• [To be done]
Here are some records. Copy each one exactly.
:::
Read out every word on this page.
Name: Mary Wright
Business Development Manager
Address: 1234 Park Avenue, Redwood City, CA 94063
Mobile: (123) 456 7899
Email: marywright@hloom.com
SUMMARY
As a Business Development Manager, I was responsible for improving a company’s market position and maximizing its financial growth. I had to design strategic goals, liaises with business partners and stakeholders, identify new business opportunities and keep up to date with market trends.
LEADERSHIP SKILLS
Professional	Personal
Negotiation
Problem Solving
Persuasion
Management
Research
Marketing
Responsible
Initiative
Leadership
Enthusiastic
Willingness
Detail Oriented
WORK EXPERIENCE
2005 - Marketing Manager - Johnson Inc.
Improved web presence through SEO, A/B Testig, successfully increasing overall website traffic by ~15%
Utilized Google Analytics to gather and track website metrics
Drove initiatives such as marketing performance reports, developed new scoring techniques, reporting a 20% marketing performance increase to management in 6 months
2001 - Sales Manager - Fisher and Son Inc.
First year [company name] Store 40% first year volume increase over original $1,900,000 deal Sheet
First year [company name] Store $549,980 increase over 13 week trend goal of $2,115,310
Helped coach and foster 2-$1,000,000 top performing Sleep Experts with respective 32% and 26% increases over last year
:::
• [The output]
Read out every word on this page.
Name: Mary Wright
Business Development Manager
Address: 1234 Park Avenue, Redwood City, CA 94063
Mobile: (123) 456 7899
Email: marywright@hloom.com
SUMMARY
As a Business Development Manager, I was responsible for improving a company’s market position and maximizing its financial growth. I had to design strategic goals, liaises with business partners and stakeholders, identify new business opportunities and keep up to date with market trends.
LEADERSHIP SKILLS
Professional	Personal
Negotiation
Problem Solving
Persuasion
Management
Research
Marketing
Responsible
Initiative
Leadership
Enthusiastic
Willingness
Detail Oriented
WORK EXPERIENCE
2005 - Marketing Manager - Johnson Inc.
Improved web presence through SEO, A/B Testig, successfully increasing overall website traffic by ~15%
Utilized Google Analytics to gather and track website metrics
Drove initiatives such as marketing performance reports, developed new scoring techniques, reporting a 20% marketing performance increase to management in 6 months
2001 - Sales Manager - Fisher and Son Inc.
First year [company name] Store 40% first year volume increase over original $1,900,000 deal Sheet
First year [company name] Store $549,980 increase over 13 week trend goal of $2,115,310
Helped coach and foster 2-$1,000,000 top performing Sleep Experts with respective 32% and 26% increases over last year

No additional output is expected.